Liste de données
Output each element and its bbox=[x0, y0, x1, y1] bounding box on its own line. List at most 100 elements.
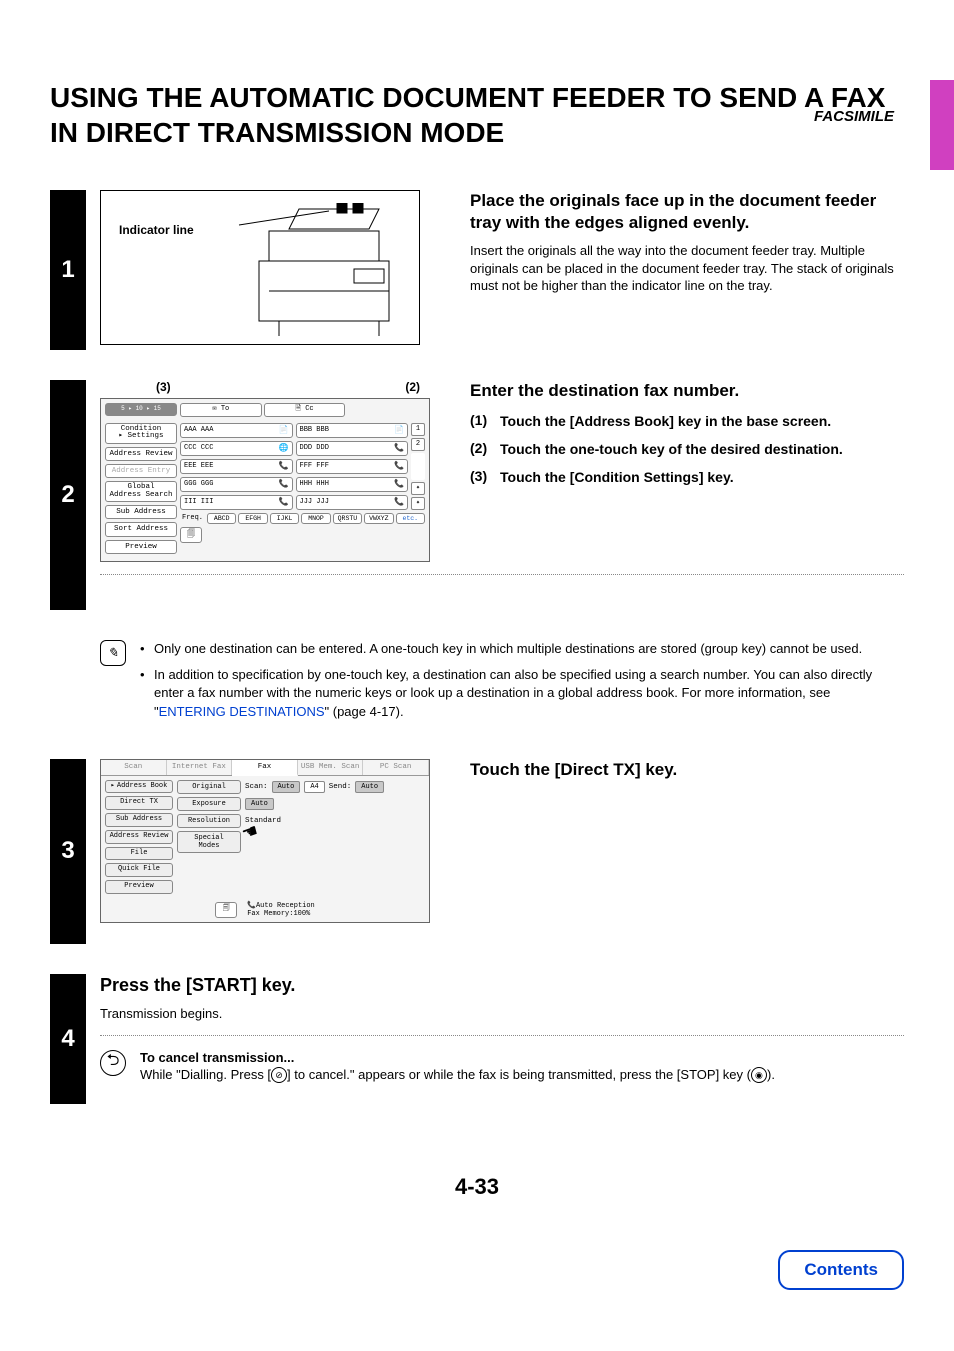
exposure-button[interactable]: Exposure bbox=[177, 797, 241, 811]
base-screen-panel: Scan Internet Fax Fax USB Mem. Scan PC S… bbox=[100, 759, 430, 924]
tab-to[interactable]: ✉ To bbox=[180, 403, 262, 417]
special-modes-button[interactable]: Special Modes bbox=[177, 831, 241, 853]
sub-address-button[interactable]: Sub Address bbox=[105, 505, 177, 519]
step-number: 4 bbox=[50, 974, 86, 1104]
indicator-line-label: Indicator line bbox=[119, 223, 194, 237]
substep-num: (1) bbox=[470, 412, 500, 430]
sort-efgh[interactable]: EFGH bbox=[238, 513, 267, 524]
step-3: 3 Scan Internet Fax Fax USB Mem. Scan PC… bbox=[50, 759, 904, 944]
tab-scan[interactable]: Scan bbox=[101, 760, 167, 775]
side-tab bbox=[930, 80, 954, 170]
onetouch-key[interactable]: BBB BBB📄 bbox=[296, 423, 409, 438]
original-button[interactable]: Original bbox=[177, 780, 241, 794]
stop-small-icon: ⊘ bbox=[271, 1067, 287, 1083]
preview-icon: 🗐 bbox=[223, 904, 230, 915]
note-icon: ✎ bbox=[100, 640, 126, 666]
exposure-value: Auto bbox=[245, 798, 274, 810]
onetouch-key[interactable]: HHH HHH📞 bbox=[296, 477, 409, 492]
address-entry-button[interactable]: Address Entry bbox=[105, 464, 177, 478]
tab-usb-mem-scan[interactable]: USB Mem. Scan bbox=[298, 760, 364, 775]
tab-internet-fax[interactable]: Internet Fax bbox=[167, 760, 233, 775]
preview-icon-button[interactable]: 🗐 bbox=[180, 527, 202, 543]
direct-tx-button[interactable]: Direct TX bbox=[105, 796, 173, 810]
sort-qrstu[interactable]: QRSTU bbox=[333, 513, 362, 524]
quick-file-button[interactable]: Quick File bbox=[105, 863, 173, 877]
separator bbox=[100, 574, 904, 575]
step-2: 2 (3) (2) 5 ▸ 10 ▸ 15 ✉ To bbox=[50, 380, 904, 610]
address-book-button[interactable]: Address Book bbox=[105, 780, 173, 794]
separator bbox=[100, 1035, 904, 1036]
sub-address-button[interactable]: Sub Address bbox=[105, 813, 173, 827]
scroll-up-button[interactable]: ✦ bbox=[411, 482, 425, 495]
tab-fax[interactable]: Fax bbox=[232, 760, 298, 776]
preview-button[interactable]: Preview bbox=[105, 540, 177, 554]
sort-freq-label: Freq. bbox=[180, 514, 205, 522]
sort-mnop[interactable]: MNOP bbox=[301, 513, 330, 524]
substep-text: Touch the one-touch key of the desired d… bbox=[500, 440, 904, 458]
sort-vwxyz[interactable]: VWXYZ bbox=[364, 513, 393, 524]
scroll-page-2: 2 bbox=[411, 438, 425, 451]
address-review-button[interactable]: Address Review bbox=[105, 830, 173, 844]
step-4: 4 Press the [START] key. Transmission be… bbox=[50, 974, 904, 1104]
scan-value: Auto bbox=[272, 781, 301, 793]
step-heading: Place the originals face up in the docum… bbox=[470, 190, 904, 234]
substep-text: Touch the [Condition Settings] key. bbox=[500, 468, 904, 486]
step-number: 3 bbox=[50, 759, 86, 944]
onetouch-key[interactable]: DDD DDD📞 bbox=[296, 441, 409, 456]
header-section: FACSIMILE bbox=[814, 108, 894, 125]
global-address-search-button[interactable]: GlobalAddress Search bbox=[105, 481, 177, 502]
file-button[interactable]: File bbox=[105, 847, 173, 861]
scan-label: Scan: bbox=[245, 783, 268, 791]
note-bullet: In addition to specification by one-touc… bbox=[154, 666, 904, 721]
page-title: USING THE AUTOMATIC DOCUMENT FEEDER TO S… bbox=[50, 80, 904, 150]
step-paragraph: Transmission begins. bbox=[100, 1005, 904, 1023]
sort-address-button[interactable]: Sort Address bbox=[105, 522, 177, 536]
onetouch-key[interactable]: GGG GGG📞 bbox=[180, 477, 293, 492]
step-number: 1 bbox=[50, 190, 86, 350]
tab-pc-scan[interactable]: PC Scan bbox=[363, 760, 429, 775]
scroll-down-button[interactable]: ✦ bbox=[411, 497, 425, 510]
callout-3: (3) bbox=[156, 380, 171, 394]
onetouch-key[interactable]: AAA AAA📄 bbox=[180, 423, 293, 438]
send-label: Send: bbox=[329, 783, 352, 791]
substep-num: (2) bbox=[470, 440, 500, 458]
send-value: Auto bbox=[355, 781, 384, 793]
step-heading: Touch the [Direct TX] key. bbox=[470, 759, 904, 781]
cancel-info-icon: ⮌ bbox=[100, 1050, 126, 1076]
step-heading: Press the [START] key. bbox=[100, 974, 904, 997]
callout-2: (2) bbox=[405, 380, 420, 394]
condition-settings-button[interactable]: Condition▸ Settings bbox=[105, 423, 177, 444]
page-number: 4-33 bbox=[0, 1174, 954, 1200]
preview-icon: 🗐 bbox=[187, 528, 195, 542]
machine-illustration: Indicator line bbox=[100, 190, 420, 345]
address-review-button[interactable]: Address Review bbox=[105, 447, 177, 461]
onetouch-key[interactable]: CCC CCC🌐 bbox=[180, 441, 293, 456]
size-value: A4 bbox=[304, 781, 324, 793]
printer-icon bbox=[219, 191, 419, 341]
step-heading: Enter the destination fax number. bbox=[470, 380, 904, 402]
tab-cc[interactable]: 🗎 Cc bbox=[264, 403, 346, 417]
onetouch-key[interactable]: III III📞 bbox=[180, 495, 293, 510]
address-book-panel: 5 ▸ 10 ▸ 15 ✉ To 🗎 Cc Condition▸ bbox=[100, 398, 430, 562]
step-1: 1 Indicator line bbox=[50, 190, 904, 350]
onetouch-key[interactable]: EEE EEE📞 bbox=[180, 459, 293, 474]
scroll-page-1: 1 bbox=[411, 423, 425, 436]
contents-button[interactable]: Contents bbox=[778, 1250, 904, 1290]
sort-ijkl[interactable]: IJKL bbox=[270, 513, 299, 524]
note-block: ✎ •Only one destination can be entered. … bbox=[100, 640, 904, 729]
sort-abcd[interactable]: ABCD bbox=[207, 513, 236, 524]
sort-etc[interactable]: etc. bbox=[396, 513, 425, 524]
preview-button[interactable]: Preview bbox=[105, 880, 173, 894]
entering-destinations-link[interactable]: ENTERING DESTINATIONS bbox=[159, 704, 325, 719]
step-paragraph: Insert the originals all the way into th… bbox=[470, 242, 904, 295]
note-bullet: Only one destination can be entered. A o… bbox=[154, 640, 904, 658]
stop-key-icon: ◉ bbox=[751, 1067, 767, 1083]
substep-text: Touch the [Address Book] key in the base… bbox=[500, 412, 904, 430]
status-text: 📞Auto Reception Fax Memory:100% bbox=[247, 902, 315, 919]
preview-icon-button[interactable]: 🗐 bbox=[215, 902, 237, 918]
cancel-body: While "Dialling. Press [⊘] to cancel." a… bbox=[140, 1067, 904, 1084]
onetouch-key[interactable]: JJJ JJJ📞 bbox=[296, 495, 409, 510]
resolution-button[interactable]: Resolution bbox=[177, 814, 241, 828]
onetouch-key[interactable]: FFF FFF📞 bbox=[296, 459, 409, 474]
step-number: 2 bbox=[50, 380, 86, 610]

CONSIGNE
Pouvez-vous recopier à l'identique les lignes ci-dessus, de celle qui contient "797, 241, 811]" à celle qui contient "sort-efgh[interactable]: EFGH bbox=[238, 513, 267, 524]", toutes deux incluses ?

SOLUTION
exposure-button[interactable]: Exposure bbox=[177, 797, 241, 811]
base-screen-panel: Scan Internet Fax Fax USB Mem. Scan PC S… bbox=[100, 759, 430, 924]
tab-to[interactable]: ✉ To bbox=[180, 403, 262, 417]
special-modes-button[interactable]: Special Modes bbox=[177, 831, 241, 853]
sub-address-button[interactable]: Sub Address bbox=[105, 505, 177, 519]
step-number: 4 bbox=[50, 974, 86, 1104]
indicator-line-label: Indicator line bbox=[119, 223, 194, 237]
substep-num: (1) bbox=[470, 412, 500, 430]
sort-efgh[interactable]: EFGH bbox=[238, 513, 267, 524]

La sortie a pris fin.